Wherever the word "Carbon" turns up in a line of the entries, copy that line.
==*==
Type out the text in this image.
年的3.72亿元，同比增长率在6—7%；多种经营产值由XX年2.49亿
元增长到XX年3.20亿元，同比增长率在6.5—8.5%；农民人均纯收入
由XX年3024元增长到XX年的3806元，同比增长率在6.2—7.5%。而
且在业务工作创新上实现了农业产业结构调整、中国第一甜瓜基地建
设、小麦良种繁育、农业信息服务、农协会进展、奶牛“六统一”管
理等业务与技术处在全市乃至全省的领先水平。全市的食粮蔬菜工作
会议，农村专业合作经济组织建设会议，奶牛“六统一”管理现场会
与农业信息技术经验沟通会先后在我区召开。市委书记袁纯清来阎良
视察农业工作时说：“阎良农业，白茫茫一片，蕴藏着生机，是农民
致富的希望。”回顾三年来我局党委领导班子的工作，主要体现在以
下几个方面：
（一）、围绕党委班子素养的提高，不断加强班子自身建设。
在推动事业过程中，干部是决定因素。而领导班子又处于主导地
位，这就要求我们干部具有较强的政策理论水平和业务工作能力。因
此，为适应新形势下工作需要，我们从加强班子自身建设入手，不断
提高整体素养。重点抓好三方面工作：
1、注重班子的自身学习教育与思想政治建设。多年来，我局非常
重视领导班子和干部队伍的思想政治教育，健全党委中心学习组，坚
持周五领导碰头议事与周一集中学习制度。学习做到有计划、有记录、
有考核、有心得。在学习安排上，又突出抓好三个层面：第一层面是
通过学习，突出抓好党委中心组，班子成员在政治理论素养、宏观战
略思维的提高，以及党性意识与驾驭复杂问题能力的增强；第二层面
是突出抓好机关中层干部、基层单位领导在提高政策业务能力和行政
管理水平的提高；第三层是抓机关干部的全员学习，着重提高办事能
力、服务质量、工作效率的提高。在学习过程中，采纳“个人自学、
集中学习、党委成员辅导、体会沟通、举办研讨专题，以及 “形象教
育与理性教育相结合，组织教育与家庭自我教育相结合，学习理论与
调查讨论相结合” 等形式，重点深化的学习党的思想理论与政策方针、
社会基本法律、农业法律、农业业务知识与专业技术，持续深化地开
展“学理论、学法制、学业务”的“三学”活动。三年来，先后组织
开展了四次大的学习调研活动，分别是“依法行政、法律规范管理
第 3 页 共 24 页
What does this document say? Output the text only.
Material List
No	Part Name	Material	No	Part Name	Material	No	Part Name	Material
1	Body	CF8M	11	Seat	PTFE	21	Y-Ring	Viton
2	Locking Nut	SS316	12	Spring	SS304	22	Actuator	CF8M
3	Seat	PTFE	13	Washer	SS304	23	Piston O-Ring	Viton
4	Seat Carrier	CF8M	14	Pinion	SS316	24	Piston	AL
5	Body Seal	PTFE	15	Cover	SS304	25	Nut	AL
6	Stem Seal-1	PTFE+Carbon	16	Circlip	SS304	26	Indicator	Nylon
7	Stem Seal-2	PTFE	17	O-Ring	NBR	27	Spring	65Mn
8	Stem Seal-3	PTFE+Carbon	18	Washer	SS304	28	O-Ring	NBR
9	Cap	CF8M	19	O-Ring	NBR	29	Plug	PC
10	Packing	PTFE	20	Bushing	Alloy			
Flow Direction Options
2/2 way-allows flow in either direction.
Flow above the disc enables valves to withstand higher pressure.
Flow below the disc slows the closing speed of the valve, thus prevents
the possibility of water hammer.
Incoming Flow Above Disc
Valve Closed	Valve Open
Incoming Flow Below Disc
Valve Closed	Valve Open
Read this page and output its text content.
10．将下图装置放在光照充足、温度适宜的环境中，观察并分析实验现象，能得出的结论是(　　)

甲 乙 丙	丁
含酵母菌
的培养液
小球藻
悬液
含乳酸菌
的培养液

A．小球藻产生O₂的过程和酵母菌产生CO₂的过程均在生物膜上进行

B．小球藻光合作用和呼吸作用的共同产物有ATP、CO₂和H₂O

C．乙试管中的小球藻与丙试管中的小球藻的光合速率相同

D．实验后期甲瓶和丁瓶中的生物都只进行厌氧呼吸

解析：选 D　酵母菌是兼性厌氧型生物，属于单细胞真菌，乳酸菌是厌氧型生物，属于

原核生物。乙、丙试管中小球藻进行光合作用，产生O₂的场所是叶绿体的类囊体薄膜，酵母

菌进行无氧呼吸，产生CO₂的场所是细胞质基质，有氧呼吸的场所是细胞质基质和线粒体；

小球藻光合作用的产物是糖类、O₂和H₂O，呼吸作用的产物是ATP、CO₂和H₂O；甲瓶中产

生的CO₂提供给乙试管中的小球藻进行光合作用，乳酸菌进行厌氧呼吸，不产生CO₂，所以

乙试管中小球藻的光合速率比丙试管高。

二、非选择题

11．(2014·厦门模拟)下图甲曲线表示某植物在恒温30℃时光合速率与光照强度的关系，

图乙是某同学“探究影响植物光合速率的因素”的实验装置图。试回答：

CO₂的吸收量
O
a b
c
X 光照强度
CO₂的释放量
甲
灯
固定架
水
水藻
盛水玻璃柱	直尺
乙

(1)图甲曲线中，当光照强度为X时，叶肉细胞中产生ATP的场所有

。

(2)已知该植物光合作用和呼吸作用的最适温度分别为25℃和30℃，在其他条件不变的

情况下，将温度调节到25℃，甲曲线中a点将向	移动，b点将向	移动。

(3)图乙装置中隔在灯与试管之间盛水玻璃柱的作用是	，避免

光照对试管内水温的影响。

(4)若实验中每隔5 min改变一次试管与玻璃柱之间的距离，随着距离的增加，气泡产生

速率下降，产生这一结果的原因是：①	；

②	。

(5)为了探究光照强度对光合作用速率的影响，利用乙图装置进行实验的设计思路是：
==*==
• **Finished answer**
6	Stem Seal-1	PTFE+Carbon	16	Circlip	SS304	26	Indicator	Nylon
8	Stem Seal-3	PTFE+Carbon	18	Washer	SS304	28	O-Ring	NBR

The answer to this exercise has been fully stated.